[WHAT IS EXPECTED] Every record should be written out exactly, with the pictures left out.

··· PROVIDED RECORDS ···

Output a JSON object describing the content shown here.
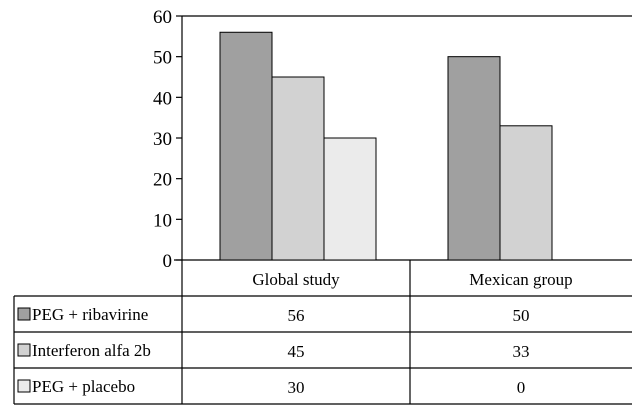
{
  "chart_data": {
    "type": "bar",
    "categories": [
      "Global study",
      "Mexican group"
    ],
    "series": [
      {
        "name": "PEG + ribavirine",
        "values": [
          56,
          50
        ],
        "color": "#a0a0a0"
      },
      {
        "name": "Interferon alfa 2b",
        "values": [
          45,
          33
        ],
        "color": "#d2d2d2"
      },
      {
        "name": "PEG + placebo",
        "values": [
          30,
          0
        ],
        "color": "#ebebeb"
      }
    ],
    "ylim": [
      0,
      60
    ],
    "yticks": [
      0,
      10,
      20,
      30,
      40,
      50,
      60
    ],
    "grid": false,
    "legend": "data-table-below"
  }
}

···

[EXPECTED OUTPUT]
Output a JSON object describing the content shown here.
{
  "chart_data": {
    "type": "bar",
    "categories": [
      "Global study",
      "Mexican group"
    ],
    "series": [
      {
        "name": "PEG + ribavirine",
        "values": [
          56,
          50
        ],
        "color": "#a0a0a0"
      },
      {
        "name": "Interferon alfa 2b",
        "values": [
          45,
          33
        ],
        "color": "#d2d2d2"
      },
      {
        "name": "PEG + placebo",
        "values": [
          30,
          0
        ],
        "color": "#ebebeb"
      }
    ],
    "ylim": [
      0,
      60
    ],
    "yticks": [
      0,
      10,
      20,
      30,
      40,
      50,
      60
    ],
    "grid": false,
    "legend": "data-table-below"
  }
}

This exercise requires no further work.